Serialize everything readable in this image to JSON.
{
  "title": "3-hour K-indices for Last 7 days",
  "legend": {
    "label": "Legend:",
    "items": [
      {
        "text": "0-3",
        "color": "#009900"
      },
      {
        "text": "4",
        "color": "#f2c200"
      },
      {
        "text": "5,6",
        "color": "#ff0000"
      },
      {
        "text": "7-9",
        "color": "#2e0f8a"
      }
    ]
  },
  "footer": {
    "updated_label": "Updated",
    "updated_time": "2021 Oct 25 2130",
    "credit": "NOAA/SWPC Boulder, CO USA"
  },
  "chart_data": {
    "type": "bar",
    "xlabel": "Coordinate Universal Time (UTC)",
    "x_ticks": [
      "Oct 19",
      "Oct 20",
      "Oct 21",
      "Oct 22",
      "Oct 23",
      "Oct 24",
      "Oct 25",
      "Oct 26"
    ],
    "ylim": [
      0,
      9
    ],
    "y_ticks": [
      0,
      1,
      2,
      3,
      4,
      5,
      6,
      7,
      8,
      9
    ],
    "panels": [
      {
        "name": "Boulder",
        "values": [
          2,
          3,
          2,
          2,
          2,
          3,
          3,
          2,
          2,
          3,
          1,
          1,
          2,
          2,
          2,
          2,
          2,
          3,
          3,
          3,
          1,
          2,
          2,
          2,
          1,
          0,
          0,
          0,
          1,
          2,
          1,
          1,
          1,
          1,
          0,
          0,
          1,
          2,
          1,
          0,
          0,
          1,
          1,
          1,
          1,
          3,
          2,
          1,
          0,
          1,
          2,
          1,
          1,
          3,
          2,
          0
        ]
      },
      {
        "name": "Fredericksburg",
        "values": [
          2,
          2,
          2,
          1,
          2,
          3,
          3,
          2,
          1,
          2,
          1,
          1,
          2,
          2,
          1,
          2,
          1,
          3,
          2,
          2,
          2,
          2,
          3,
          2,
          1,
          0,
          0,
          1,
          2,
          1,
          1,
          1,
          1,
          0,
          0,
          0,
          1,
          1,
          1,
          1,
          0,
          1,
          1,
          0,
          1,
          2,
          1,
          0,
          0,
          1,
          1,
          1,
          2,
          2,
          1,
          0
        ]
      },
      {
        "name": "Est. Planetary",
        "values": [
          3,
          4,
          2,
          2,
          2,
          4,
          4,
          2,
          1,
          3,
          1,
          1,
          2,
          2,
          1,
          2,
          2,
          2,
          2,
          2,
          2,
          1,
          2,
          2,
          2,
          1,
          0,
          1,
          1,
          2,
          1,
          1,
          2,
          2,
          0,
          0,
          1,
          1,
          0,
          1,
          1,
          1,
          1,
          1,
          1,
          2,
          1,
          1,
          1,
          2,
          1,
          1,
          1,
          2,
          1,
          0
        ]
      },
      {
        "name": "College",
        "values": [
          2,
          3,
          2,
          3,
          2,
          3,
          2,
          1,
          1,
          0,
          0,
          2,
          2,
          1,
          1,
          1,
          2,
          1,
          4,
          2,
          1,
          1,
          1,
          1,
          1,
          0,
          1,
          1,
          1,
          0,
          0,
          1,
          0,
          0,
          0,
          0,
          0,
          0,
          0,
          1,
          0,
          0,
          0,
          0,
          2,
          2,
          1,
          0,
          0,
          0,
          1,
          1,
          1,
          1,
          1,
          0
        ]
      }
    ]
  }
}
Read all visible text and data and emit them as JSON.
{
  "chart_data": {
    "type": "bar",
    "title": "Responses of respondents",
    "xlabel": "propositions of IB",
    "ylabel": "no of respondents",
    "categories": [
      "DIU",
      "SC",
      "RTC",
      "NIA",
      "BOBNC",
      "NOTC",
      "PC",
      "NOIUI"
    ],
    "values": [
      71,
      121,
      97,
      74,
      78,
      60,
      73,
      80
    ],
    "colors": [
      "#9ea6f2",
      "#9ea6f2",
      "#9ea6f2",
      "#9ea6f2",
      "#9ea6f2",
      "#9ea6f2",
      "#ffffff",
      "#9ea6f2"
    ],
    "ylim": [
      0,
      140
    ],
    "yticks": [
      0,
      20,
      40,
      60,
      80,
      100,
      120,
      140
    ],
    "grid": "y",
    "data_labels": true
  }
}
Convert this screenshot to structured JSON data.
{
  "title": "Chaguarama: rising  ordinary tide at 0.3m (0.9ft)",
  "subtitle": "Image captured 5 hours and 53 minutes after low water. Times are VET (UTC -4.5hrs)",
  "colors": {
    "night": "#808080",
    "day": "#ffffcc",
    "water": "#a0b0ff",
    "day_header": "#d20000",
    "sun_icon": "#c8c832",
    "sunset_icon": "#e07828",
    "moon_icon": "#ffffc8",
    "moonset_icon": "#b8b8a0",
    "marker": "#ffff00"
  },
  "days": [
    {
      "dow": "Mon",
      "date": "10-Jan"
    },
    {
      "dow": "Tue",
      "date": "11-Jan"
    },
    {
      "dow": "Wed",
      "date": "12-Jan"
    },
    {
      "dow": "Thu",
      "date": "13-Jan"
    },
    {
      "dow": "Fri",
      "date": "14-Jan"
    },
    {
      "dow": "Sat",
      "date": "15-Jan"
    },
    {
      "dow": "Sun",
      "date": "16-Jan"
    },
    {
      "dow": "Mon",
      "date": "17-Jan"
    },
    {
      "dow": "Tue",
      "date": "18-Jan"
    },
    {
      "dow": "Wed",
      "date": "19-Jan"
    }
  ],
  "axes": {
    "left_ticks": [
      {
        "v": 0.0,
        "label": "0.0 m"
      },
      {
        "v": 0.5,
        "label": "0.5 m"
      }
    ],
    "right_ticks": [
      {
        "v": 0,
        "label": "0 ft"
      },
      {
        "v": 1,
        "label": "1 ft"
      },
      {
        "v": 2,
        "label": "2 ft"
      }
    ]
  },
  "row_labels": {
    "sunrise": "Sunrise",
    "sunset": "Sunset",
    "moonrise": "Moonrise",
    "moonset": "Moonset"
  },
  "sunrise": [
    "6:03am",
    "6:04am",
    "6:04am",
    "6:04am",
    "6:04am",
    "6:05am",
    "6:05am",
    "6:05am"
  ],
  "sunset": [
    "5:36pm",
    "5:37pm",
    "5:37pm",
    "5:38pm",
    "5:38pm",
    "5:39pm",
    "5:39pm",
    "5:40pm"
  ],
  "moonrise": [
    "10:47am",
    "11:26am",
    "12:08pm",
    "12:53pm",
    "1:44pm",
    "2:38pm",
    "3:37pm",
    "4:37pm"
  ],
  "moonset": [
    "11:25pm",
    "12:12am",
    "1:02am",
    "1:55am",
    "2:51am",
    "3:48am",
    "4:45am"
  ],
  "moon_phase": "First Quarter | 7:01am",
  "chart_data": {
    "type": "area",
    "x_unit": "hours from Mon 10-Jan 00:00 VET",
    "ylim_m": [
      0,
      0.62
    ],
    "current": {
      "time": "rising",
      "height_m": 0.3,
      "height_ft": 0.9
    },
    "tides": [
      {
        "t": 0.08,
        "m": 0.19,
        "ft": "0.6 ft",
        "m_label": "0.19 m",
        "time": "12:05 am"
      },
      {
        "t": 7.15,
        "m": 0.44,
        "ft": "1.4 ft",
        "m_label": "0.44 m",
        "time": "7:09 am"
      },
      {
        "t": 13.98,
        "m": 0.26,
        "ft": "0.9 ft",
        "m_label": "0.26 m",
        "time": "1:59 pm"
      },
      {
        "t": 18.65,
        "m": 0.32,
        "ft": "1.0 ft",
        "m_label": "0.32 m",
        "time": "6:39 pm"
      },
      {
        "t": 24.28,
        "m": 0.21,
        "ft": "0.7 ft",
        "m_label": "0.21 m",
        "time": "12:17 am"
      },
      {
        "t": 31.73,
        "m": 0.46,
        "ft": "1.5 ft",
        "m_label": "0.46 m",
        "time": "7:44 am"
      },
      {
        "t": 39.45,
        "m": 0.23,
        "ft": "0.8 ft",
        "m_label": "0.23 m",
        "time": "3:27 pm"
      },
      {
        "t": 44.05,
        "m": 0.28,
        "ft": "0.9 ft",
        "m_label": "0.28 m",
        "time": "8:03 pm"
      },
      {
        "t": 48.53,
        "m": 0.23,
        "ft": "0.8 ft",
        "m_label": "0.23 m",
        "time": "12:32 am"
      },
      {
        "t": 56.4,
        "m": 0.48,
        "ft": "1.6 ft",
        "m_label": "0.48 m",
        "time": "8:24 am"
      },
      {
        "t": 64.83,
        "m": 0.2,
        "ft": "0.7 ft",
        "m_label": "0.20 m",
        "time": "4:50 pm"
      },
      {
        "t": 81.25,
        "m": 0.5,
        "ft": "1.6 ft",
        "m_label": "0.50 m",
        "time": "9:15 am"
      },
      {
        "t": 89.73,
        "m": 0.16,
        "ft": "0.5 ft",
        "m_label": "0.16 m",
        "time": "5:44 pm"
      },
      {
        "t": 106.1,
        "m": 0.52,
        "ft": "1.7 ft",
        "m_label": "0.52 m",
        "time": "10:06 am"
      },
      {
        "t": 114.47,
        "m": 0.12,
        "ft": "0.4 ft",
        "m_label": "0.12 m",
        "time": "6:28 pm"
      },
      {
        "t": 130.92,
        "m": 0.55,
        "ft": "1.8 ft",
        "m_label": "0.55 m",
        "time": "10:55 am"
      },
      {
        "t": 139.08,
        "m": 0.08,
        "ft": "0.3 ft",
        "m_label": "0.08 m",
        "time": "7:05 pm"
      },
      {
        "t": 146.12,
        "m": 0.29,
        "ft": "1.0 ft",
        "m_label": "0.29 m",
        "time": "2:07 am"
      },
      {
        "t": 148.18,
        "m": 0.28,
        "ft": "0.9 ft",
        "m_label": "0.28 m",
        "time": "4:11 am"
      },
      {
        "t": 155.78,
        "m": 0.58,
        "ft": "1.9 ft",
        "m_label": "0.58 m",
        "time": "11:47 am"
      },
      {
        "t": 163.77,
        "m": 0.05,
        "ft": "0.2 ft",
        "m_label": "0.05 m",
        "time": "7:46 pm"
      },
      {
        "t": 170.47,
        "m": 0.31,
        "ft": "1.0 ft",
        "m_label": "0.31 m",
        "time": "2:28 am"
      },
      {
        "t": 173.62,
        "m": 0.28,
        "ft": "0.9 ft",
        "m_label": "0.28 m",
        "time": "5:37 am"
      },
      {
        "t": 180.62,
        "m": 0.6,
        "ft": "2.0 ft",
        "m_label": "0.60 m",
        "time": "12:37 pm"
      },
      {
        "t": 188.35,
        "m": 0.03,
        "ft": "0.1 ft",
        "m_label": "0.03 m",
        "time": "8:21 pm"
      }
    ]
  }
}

· · · · · · ·

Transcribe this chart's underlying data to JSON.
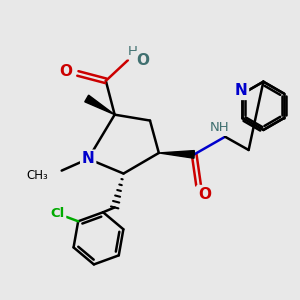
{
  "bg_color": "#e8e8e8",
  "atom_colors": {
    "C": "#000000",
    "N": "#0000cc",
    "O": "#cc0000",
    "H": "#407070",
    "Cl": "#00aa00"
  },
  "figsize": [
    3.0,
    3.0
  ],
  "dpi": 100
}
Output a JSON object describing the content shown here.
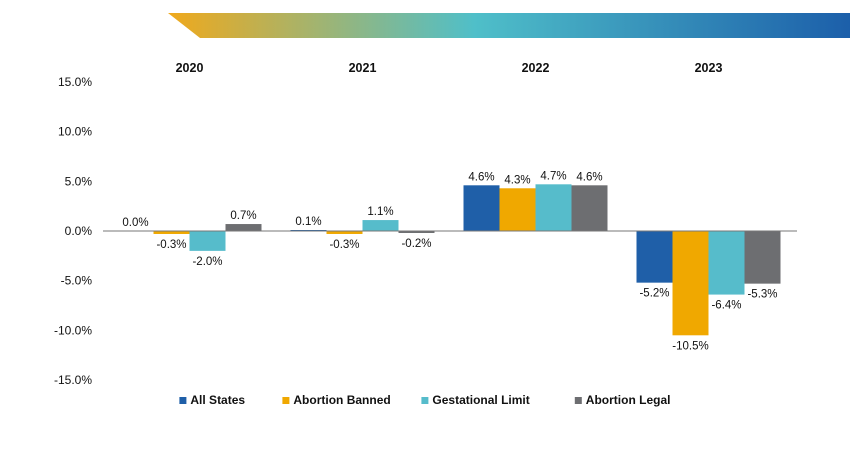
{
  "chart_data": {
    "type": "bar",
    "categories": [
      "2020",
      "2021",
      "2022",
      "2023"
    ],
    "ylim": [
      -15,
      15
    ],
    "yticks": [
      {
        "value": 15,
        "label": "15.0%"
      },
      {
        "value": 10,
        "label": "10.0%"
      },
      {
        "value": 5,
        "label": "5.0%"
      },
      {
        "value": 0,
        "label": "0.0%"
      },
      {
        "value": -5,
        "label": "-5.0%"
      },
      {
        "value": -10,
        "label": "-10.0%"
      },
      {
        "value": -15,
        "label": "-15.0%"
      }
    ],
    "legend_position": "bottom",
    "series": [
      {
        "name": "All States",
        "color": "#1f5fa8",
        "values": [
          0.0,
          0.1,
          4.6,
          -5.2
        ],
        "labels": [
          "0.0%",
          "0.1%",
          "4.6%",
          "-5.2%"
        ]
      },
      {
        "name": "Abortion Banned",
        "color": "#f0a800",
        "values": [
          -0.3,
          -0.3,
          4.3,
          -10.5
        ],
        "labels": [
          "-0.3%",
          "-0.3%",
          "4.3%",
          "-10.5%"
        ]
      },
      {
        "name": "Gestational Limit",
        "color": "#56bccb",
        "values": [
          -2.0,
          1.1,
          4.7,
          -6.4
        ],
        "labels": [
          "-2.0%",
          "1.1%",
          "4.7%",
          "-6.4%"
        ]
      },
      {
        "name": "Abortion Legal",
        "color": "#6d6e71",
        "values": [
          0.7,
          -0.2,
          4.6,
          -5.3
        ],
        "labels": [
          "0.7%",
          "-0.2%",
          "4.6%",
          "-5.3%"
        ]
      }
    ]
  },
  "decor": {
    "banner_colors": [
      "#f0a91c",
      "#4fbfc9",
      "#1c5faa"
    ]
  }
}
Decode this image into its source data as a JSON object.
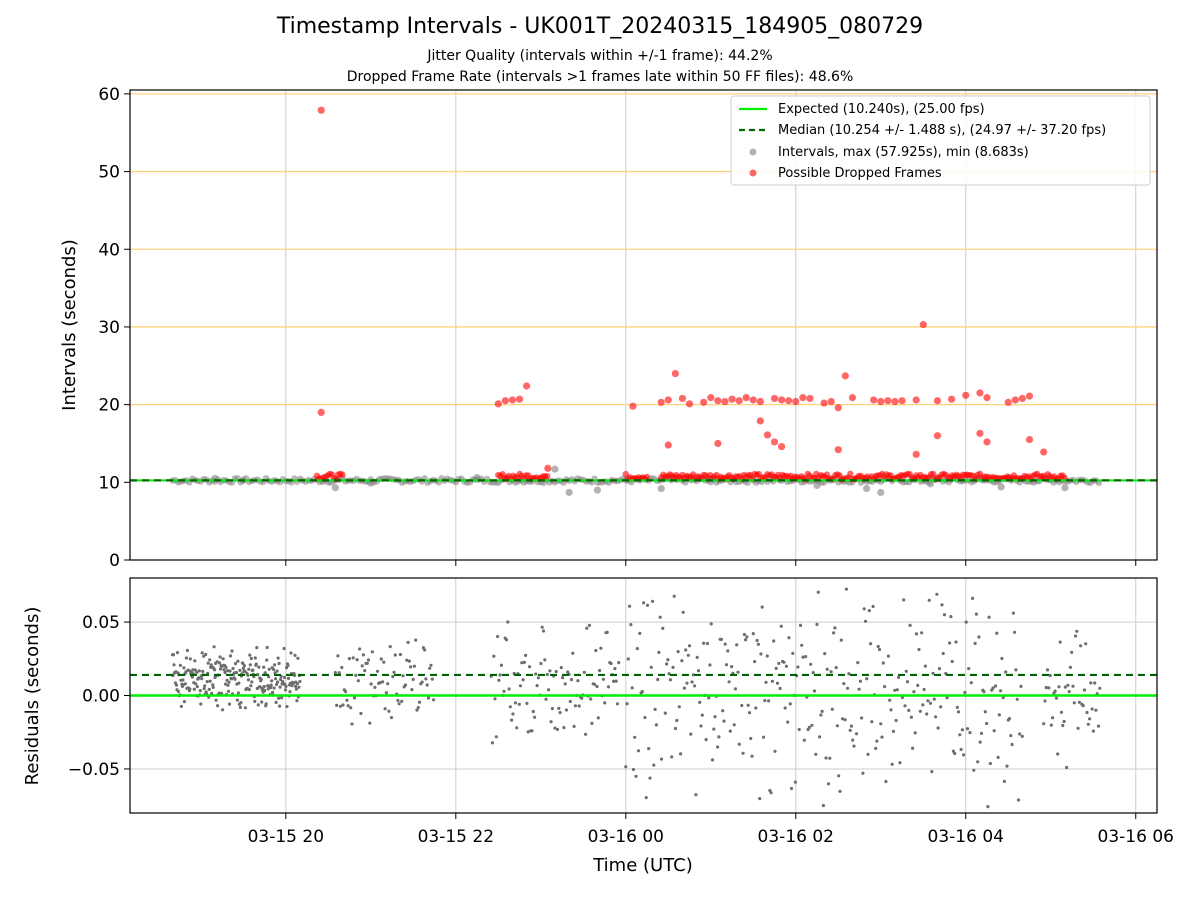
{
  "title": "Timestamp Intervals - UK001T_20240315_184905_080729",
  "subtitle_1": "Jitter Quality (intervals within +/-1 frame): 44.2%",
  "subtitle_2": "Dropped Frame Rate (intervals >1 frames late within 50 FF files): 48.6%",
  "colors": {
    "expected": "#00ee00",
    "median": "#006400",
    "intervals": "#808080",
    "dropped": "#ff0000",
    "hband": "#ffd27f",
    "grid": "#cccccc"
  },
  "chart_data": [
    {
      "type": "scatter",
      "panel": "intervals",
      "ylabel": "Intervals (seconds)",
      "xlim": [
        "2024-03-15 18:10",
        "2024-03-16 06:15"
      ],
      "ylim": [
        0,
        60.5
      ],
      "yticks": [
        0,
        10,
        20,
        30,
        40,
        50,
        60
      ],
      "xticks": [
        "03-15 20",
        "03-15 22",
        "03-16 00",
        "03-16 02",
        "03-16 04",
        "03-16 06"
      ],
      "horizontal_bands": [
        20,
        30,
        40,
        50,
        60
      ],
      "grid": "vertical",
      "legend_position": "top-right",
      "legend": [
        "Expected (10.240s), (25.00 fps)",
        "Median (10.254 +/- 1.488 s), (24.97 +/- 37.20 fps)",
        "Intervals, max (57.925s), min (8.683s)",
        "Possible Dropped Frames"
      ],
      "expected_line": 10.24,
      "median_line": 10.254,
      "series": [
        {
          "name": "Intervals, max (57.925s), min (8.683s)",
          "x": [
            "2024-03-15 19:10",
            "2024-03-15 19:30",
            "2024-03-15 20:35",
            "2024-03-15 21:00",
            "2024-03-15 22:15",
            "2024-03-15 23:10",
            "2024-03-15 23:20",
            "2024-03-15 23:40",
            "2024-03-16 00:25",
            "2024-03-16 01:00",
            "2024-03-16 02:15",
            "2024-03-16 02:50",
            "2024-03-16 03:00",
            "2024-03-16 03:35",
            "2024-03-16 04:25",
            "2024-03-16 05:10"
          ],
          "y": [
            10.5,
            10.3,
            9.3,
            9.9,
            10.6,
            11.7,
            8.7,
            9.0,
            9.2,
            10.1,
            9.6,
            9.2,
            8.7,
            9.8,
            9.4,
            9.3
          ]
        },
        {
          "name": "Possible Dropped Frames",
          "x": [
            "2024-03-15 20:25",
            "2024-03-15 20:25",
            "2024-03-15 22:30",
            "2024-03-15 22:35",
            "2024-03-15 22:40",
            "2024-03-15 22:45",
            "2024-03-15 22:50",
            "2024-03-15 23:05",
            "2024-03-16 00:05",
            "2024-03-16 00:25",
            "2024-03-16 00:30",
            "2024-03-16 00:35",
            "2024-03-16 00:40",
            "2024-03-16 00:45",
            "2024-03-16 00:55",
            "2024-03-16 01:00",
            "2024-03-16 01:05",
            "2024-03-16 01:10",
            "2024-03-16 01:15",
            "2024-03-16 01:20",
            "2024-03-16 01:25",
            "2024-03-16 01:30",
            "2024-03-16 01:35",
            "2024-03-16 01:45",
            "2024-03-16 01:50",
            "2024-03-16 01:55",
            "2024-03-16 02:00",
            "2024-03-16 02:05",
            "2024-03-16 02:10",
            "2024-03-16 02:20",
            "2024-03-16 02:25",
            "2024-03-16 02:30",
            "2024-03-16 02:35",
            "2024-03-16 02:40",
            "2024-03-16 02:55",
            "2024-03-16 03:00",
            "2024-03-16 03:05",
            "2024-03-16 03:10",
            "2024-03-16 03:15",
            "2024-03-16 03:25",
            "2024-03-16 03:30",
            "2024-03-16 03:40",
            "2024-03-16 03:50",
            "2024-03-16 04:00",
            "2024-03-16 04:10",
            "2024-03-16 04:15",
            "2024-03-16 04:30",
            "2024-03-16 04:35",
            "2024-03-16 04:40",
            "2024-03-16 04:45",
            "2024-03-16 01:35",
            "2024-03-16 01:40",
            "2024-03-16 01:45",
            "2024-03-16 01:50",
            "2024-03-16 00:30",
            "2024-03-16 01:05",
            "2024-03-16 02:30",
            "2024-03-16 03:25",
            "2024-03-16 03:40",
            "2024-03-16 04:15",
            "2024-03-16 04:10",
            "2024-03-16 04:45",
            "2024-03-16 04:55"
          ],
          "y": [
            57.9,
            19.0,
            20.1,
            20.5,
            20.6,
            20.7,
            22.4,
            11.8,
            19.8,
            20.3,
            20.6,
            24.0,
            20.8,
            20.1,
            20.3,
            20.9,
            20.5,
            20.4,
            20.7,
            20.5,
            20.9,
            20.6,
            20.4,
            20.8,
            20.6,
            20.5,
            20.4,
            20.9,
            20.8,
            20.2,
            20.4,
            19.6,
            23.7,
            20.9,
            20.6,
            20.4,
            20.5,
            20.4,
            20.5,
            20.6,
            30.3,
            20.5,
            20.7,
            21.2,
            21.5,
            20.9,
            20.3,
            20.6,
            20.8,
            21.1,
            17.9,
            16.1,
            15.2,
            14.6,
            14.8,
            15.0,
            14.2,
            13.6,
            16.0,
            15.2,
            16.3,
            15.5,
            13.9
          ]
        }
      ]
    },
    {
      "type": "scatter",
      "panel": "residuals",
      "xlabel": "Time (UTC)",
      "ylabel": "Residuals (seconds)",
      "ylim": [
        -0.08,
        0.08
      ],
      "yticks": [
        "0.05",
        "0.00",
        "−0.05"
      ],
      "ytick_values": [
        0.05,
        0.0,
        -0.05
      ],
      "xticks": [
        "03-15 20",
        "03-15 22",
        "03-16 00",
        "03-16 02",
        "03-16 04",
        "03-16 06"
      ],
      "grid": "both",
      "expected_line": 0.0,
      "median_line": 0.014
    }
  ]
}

· · · · · · ·

## Task prompt
For the listing above, identify each line bearing "water".

## Solution for this exercise
  "subtitle": "Image captured 5 hours and 53 minutes after low water. Times are VET (UTC -4.5hrs)",
    "water": "#a0b0ff",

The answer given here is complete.